L’histoire de Chance commence comme un cauchemar de parents. Le fiston à l’avenir incertain se fait exclure dix jours du lycée pour s’être fait pincer à fumer de la weed et décide d’en profiter pour se lancer dans la musique. L’année suivante sort 10 Day. C’est l’ère des clips bricolés avec trois fois rien sur YouTube et des chiffres vertigineux sur Datpiff, le site de mixtapes en libre téléchargement. Le parcours de Chance est celui d’une génération qui s’est taillé une place à coups d’albums gratuits qui n’ont de mixtapes que le nom. C’est aussi le choix de l’indépendance jusqu’au bout, même quand Kanye West lui proposera de le signer. Le petit prodige de Chicago aura le cran de dire non au grand frère à l’ombre imposante, son influence de toujours. Dès le départ, Chance a décidé qu’il ne ferait pas comme tout le monde. Alors que le courant de la drill, originaire aussi de Chi-City, déferle sur la planète, lui travaille un son chaud, d’une mélancolie tendre, à l’opposé de la violence endémique qui ronge les quartiers sud de sa ville. Sourire indécrochable aux lèvres, il rappe avec un naturel désarmant et une bonne humeur contagieuse, dans un mélange de chant, de flow sautillant et de gimmicks entêtants, comme ses « na-na-na » enfantins.
Sur 10 Day, Chance pose les bases de ce qui fera sa marque avec ses inflexions changeantes, ses dérapages de voix nasale qui ressemblent à des cris de toucan et ses envolées mélodiques touchantes. Il développe une technique fluide et joueuse au service de ses thèmes de prédilection : la nostalgie, la famille, la quête de soi. Le tout baigné dans l’influence déterminante de The College Dropout. Les chœurs soulful, la chaleur des cuivres et cette douceur de cocon sont déjà là et n’attendent que l’éclosion, qui viendra avec Acid Rap. Chance rassemble autour de lui des musiciens qui deviennent sa garde rapprochée et travaillent avec lui tout au long de la décennie. Les membres du collectif The Social Experiment en premier lieu, comme le pianiste Peter Cottontale (présent depuis 10 Day), le trompettiste Nico Segal et le producteur Nate Fox. Puis plus tard Francis and The Lights. Cette galaxie d’artistes qui gravitent autour de lui va lui apporter une couleur musicale très organique, libre et riche. En 2013, Acid Rap, composé entre aspirations d’acid jazz et trip constant sous LSD, propulse la carrière de Chance.
Chance the Rapper porte ses émotions en bandoulière, soutenu par des trémolos d’orgue et des chœurs d’église. Le mouvement d’élévation religieuse rejoint celui de son ascension dans les charts dans un moment de gloire christique.

## [Données affichées]
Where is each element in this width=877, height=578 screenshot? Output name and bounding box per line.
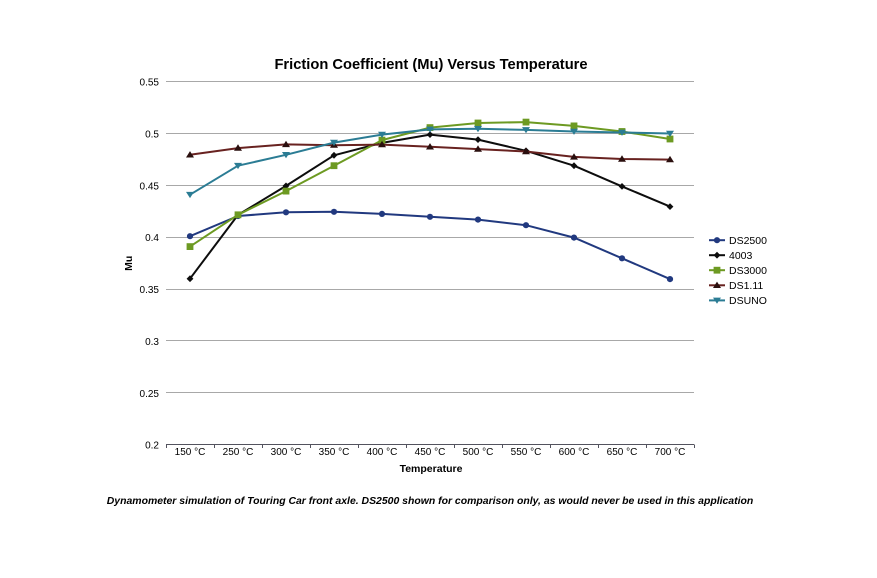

...

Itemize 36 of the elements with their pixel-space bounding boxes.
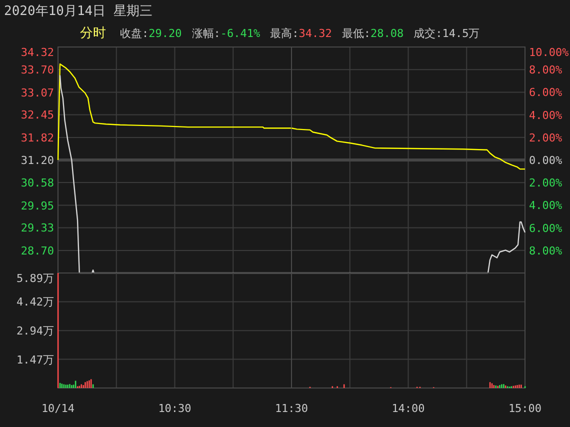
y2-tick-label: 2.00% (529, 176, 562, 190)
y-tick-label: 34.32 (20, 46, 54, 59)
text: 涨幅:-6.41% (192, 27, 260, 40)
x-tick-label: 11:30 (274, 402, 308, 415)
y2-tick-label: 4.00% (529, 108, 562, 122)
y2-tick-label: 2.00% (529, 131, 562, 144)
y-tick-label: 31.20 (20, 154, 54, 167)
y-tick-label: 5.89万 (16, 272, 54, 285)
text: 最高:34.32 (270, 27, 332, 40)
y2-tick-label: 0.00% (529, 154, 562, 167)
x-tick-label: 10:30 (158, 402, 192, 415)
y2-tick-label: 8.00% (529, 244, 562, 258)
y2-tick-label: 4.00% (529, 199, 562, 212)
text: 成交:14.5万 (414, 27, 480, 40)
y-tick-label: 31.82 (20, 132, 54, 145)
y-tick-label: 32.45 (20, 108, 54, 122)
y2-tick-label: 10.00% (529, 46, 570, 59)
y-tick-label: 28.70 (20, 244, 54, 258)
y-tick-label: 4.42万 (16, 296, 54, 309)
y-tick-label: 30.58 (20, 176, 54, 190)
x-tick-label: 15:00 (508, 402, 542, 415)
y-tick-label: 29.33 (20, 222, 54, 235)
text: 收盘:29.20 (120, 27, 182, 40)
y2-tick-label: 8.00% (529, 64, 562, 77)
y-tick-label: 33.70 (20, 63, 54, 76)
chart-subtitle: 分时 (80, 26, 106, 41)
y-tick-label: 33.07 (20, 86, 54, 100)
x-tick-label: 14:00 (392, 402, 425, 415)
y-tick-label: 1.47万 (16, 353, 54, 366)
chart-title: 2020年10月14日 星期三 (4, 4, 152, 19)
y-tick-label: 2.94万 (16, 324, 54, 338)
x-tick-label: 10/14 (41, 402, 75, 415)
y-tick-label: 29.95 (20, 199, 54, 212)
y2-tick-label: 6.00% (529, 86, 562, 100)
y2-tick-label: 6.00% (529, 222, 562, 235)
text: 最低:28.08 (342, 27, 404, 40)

...

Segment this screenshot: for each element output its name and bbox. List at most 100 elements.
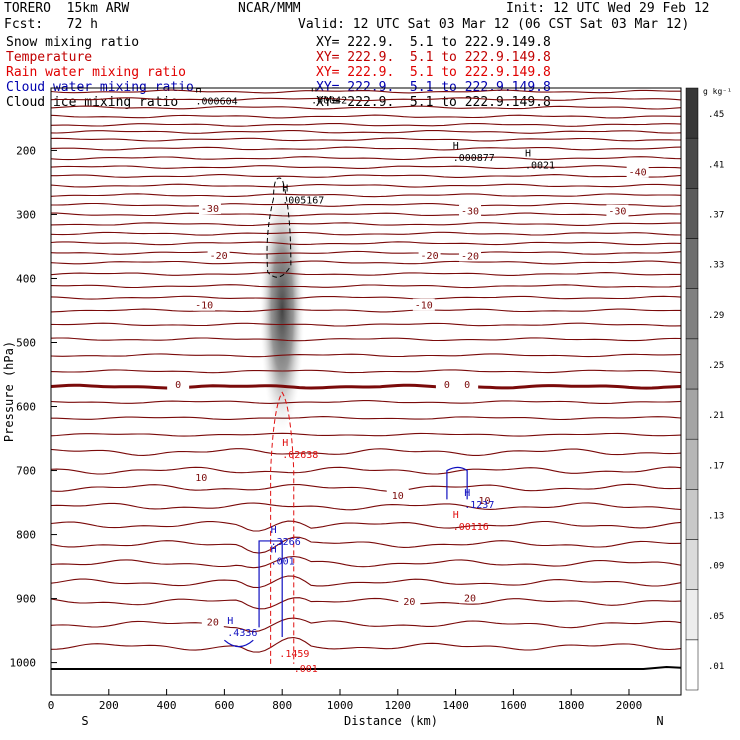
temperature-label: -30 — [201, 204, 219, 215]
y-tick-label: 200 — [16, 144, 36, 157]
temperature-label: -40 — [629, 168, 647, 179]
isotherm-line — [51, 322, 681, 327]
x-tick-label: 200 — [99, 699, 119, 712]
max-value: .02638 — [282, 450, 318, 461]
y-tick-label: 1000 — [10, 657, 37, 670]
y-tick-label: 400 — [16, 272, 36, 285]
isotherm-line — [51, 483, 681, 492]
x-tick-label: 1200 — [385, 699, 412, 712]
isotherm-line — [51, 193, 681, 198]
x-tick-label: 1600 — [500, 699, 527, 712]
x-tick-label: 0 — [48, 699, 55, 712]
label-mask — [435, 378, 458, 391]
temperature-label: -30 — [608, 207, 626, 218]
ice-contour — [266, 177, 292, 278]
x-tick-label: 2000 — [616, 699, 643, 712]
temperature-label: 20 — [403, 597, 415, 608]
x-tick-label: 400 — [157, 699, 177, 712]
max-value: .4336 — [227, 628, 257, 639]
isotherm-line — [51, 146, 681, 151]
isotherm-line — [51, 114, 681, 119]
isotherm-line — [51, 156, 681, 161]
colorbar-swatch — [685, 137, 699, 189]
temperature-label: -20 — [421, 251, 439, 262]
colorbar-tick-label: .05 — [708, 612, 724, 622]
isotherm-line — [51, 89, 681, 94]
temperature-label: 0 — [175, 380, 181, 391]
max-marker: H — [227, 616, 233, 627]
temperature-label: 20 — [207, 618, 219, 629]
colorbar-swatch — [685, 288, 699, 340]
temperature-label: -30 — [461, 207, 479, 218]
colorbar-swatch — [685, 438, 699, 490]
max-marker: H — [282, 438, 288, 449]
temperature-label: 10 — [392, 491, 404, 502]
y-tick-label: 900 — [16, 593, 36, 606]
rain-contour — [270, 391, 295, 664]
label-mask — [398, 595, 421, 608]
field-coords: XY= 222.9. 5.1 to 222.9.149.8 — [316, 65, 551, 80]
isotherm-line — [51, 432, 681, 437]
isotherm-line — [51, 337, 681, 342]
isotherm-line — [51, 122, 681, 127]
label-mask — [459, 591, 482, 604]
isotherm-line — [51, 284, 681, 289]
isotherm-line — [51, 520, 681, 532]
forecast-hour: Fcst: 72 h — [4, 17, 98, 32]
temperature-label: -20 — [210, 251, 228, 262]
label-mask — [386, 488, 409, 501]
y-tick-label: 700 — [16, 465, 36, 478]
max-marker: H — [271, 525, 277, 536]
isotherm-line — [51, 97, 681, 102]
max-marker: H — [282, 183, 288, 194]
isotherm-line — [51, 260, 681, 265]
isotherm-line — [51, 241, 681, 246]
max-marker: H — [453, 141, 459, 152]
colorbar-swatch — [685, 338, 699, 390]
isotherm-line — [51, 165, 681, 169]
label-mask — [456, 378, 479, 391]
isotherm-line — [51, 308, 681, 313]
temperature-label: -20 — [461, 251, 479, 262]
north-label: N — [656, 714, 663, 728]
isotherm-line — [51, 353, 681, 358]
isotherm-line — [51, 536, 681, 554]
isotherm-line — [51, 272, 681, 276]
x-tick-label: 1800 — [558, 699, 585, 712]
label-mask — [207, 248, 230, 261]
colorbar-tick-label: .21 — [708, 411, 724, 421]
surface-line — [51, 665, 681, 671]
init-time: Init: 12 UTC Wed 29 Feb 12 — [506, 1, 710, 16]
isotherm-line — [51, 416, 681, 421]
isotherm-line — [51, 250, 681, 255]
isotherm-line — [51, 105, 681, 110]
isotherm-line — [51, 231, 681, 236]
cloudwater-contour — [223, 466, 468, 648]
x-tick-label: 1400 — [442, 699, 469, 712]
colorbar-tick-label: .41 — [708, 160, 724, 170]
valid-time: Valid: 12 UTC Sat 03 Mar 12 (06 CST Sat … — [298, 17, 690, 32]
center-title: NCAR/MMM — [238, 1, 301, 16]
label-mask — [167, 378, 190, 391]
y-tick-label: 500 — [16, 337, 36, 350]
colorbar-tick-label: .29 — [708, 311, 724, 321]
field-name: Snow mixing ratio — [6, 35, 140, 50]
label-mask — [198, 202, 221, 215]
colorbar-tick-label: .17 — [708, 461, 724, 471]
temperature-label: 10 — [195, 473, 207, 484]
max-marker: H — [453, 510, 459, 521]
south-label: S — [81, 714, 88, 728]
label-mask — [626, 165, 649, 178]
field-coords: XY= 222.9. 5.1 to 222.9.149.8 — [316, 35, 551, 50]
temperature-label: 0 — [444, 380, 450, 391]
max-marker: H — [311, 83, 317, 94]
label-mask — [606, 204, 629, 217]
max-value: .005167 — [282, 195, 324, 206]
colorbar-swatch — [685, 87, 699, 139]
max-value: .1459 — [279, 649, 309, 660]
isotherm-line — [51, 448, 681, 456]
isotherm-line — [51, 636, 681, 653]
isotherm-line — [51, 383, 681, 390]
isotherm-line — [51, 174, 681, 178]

## [Tâches à réaliser]
1. Pouvez-vous recopier le passage sur Chance the Rapper entre « Chance the Rapper » et « de gloire christique. », inclus, en substituant « chants gospel » à « chœurs d’église » ?
2. D'après le passage sur Chance the Rapper, combien de jours Chance a-t-il été exclu du lycée ?
Les enregistrements ne servent à rien ici.

## [Réponses dans l'ordre]
1.
Chance the Rapper porte ses émotions en bandoulière, soutenu par des trémolos d’orgue et des chants gospel. Le mouvement d’élévation religieuse rejoint celui de son ascension dans les charts dans un moment de gloire christique.

2. Dix jours.